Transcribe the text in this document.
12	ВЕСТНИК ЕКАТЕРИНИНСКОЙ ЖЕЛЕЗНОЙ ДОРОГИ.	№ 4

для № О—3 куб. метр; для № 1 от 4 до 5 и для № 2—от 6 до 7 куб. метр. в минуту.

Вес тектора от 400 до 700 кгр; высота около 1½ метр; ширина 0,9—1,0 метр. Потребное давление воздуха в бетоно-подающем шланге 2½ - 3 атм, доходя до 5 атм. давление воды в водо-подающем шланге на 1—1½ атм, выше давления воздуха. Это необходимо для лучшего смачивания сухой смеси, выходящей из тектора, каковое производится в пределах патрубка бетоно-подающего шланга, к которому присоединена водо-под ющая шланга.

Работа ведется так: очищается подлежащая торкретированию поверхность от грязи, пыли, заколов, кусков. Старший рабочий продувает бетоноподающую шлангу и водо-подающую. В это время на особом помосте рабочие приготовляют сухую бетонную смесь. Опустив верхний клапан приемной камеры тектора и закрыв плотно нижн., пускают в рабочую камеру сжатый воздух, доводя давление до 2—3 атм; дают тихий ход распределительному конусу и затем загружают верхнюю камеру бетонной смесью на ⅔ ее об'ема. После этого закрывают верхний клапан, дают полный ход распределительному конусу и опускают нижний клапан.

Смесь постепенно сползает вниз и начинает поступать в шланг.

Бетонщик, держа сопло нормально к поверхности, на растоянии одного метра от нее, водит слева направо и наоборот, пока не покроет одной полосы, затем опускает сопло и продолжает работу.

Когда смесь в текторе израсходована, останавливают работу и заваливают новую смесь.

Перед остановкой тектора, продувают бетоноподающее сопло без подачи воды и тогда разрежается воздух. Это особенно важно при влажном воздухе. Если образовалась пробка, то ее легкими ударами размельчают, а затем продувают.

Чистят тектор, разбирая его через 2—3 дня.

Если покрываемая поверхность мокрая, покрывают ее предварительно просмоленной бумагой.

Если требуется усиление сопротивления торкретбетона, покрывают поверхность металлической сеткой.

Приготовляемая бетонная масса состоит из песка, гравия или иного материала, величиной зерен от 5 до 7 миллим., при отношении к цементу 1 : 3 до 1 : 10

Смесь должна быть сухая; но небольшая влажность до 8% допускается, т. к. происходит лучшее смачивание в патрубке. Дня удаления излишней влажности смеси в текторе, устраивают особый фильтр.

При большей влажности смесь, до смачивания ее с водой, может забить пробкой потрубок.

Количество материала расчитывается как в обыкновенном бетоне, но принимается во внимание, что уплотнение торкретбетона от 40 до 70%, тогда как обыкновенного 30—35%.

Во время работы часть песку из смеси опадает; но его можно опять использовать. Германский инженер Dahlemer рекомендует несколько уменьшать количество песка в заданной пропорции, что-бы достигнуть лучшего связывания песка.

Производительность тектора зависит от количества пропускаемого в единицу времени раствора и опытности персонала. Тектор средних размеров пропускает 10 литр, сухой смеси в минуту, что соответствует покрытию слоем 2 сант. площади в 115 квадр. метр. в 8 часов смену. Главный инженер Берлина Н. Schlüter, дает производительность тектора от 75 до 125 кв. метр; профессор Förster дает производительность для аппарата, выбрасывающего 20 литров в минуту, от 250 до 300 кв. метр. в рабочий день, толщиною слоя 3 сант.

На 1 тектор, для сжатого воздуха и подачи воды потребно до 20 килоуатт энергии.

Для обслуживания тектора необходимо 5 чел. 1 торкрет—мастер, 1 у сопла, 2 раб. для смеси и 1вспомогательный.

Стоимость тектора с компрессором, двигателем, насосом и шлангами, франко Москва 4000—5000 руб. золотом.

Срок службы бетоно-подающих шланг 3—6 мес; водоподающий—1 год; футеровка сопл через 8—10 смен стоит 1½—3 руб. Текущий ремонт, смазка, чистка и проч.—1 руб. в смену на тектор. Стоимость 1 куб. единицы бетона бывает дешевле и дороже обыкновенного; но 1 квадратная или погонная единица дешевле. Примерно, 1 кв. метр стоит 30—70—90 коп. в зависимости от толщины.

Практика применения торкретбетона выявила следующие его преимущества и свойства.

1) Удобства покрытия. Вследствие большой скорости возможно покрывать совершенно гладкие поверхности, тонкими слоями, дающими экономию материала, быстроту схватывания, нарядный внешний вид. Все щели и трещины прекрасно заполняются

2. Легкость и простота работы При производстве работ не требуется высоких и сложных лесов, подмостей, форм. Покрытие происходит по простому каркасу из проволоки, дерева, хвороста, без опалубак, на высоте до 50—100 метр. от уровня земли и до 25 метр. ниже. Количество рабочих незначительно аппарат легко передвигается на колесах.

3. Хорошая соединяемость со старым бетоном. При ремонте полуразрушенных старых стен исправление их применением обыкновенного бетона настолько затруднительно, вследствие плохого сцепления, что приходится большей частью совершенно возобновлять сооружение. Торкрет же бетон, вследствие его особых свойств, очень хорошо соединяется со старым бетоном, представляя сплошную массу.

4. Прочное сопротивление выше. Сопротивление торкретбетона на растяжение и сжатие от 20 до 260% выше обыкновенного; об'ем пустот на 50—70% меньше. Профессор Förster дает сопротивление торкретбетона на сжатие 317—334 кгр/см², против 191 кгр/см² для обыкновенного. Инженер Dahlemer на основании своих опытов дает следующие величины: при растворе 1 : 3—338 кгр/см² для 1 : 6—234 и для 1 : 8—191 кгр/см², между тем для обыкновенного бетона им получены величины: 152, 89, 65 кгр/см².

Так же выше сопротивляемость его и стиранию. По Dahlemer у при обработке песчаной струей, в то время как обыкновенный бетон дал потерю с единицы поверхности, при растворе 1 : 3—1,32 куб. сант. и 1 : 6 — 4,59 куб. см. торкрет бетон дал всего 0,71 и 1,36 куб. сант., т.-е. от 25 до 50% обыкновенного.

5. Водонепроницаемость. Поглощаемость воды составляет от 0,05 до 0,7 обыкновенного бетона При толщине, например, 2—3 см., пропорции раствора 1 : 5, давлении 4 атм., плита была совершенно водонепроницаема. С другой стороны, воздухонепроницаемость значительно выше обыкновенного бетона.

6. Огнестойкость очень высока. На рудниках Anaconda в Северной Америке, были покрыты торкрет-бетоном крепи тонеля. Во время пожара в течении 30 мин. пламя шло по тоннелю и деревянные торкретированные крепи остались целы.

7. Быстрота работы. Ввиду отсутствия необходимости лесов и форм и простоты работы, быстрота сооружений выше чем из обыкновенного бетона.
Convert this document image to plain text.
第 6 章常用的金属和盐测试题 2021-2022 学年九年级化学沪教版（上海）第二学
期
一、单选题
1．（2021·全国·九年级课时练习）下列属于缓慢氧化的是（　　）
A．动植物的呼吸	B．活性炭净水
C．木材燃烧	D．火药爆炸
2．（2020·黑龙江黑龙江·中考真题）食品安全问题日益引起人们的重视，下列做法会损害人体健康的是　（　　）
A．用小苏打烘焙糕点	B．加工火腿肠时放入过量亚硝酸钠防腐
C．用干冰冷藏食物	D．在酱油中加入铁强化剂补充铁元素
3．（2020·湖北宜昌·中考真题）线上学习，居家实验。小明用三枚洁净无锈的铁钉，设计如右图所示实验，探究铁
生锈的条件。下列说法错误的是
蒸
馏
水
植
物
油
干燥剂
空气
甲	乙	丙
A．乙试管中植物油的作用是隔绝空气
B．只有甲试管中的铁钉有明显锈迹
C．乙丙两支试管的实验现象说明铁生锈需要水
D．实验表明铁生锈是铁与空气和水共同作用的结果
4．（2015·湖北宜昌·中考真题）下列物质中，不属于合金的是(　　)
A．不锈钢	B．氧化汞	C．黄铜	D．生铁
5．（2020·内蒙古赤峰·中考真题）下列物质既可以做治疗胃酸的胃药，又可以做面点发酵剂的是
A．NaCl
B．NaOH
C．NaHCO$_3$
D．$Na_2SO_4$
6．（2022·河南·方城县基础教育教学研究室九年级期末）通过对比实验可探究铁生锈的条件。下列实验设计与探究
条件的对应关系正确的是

+++++

--- Task to carry out ---
Extract all lines that hold the word "песка".

--- Solution to this task ---
Приготовляемая бетонная масса состоит из песка, гравия или иного материала, величиной зерен от 5 до 7 миллим., при отношении к цементу 1 : 3 до 1 : 10
Во время работы часть песку из смеси опадает; но его можно опять использовать. Германский инженер Dahlemer рекомендует несколько уменьшать количество песка в заданной пропорции, что-бы достигнуть лучшего связывания песка.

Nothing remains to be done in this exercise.